In the material below, find all lines with the string "name" and copy them.

Collected data entries
────────────────────────────────────────

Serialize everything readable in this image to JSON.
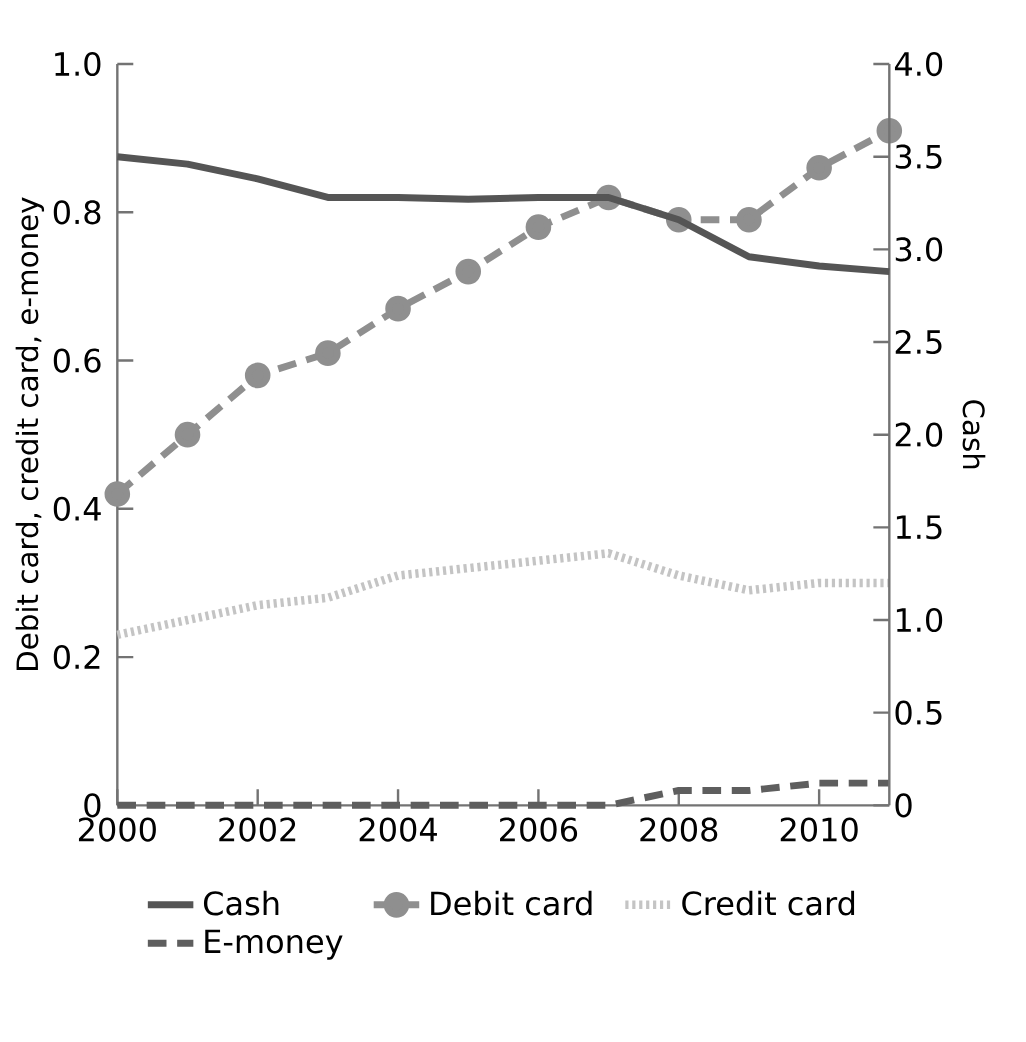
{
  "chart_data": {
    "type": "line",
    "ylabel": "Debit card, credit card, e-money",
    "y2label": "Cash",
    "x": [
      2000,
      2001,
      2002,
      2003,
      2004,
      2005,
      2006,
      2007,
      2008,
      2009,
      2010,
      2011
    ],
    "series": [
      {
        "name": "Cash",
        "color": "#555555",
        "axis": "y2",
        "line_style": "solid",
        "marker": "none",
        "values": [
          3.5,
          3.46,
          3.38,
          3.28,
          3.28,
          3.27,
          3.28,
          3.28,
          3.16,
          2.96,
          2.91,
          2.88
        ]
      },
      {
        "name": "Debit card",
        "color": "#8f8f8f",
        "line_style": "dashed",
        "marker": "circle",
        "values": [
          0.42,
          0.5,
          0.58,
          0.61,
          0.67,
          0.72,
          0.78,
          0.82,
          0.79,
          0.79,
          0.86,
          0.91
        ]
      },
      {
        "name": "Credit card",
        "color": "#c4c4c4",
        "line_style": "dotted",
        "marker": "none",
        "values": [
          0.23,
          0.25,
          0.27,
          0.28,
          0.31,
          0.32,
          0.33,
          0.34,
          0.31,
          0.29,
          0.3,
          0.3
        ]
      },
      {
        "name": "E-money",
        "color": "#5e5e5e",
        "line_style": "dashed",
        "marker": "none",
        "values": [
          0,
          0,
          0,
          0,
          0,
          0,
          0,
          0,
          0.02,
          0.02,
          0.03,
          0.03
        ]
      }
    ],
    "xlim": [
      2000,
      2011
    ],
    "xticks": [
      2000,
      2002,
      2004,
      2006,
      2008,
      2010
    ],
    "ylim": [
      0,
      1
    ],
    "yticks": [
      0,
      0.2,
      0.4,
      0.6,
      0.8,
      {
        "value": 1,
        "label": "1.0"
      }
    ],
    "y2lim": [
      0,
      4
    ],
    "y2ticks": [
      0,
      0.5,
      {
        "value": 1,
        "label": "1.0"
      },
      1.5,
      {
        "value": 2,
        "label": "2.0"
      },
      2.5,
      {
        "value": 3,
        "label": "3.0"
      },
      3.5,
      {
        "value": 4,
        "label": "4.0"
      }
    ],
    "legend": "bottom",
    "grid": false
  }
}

────────────────────────────────────────

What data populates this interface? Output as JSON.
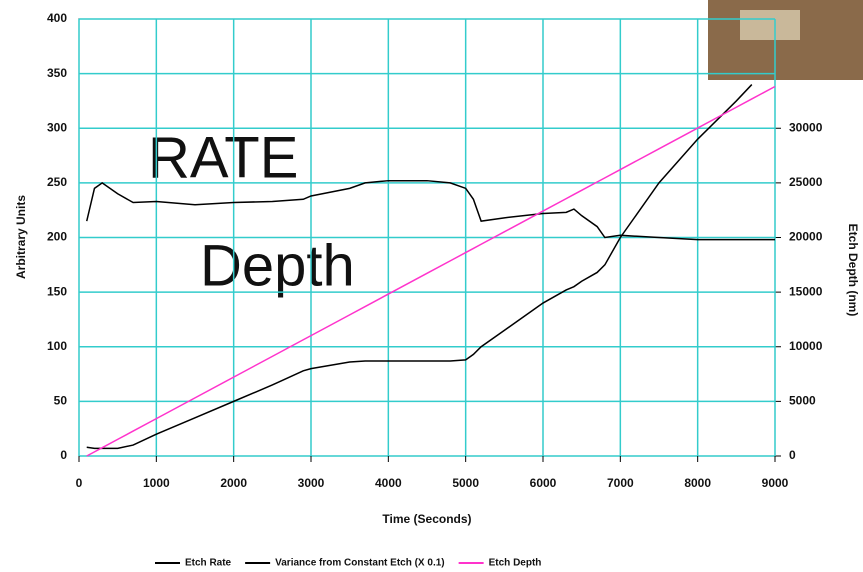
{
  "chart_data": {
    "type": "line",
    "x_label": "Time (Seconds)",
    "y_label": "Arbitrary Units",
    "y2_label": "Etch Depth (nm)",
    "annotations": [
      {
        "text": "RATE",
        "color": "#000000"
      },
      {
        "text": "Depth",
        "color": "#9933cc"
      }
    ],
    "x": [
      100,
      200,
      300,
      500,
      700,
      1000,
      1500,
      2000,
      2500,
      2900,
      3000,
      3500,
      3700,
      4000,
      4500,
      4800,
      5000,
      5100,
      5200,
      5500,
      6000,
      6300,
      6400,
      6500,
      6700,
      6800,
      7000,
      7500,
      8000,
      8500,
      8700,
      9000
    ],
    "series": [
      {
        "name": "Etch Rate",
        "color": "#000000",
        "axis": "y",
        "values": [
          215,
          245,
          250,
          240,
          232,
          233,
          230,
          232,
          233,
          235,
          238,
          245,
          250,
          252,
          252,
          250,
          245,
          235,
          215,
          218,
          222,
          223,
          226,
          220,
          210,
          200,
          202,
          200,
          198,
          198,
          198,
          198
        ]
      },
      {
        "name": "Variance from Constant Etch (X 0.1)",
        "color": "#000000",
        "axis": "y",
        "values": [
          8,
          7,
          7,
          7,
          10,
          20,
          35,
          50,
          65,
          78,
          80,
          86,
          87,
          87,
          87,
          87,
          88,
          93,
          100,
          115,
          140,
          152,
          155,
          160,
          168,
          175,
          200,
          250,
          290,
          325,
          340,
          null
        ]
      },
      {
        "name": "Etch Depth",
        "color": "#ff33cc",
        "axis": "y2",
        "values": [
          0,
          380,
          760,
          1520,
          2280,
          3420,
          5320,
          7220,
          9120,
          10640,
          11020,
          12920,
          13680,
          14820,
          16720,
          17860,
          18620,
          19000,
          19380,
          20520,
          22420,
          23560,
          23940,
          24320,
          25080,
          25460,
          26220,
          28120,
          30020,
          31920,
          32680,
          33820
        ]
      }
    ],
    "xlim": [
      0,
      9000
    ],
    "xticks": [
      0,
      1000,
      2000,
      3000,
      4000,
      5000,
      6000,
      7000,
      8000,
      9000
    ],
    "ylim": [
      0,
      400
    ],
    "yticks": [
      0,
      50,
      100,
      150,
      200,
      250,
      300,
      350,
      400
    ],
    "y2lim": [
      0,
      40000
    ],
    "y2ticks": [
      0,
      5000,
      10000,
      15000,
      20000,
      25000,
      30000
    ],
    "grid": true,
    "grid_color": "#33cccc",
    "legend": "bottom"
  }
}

────────────────────────────────────────

▸ **Expected answer**
        "name": "Cash",
        "name": "Debit card",
        "name": "Credit card",
        "name": "E-money",
        "name": "Etch Rate",
        "name": "Variance from Constant Etch (X 0.1)",
        "name": "Etch Depth",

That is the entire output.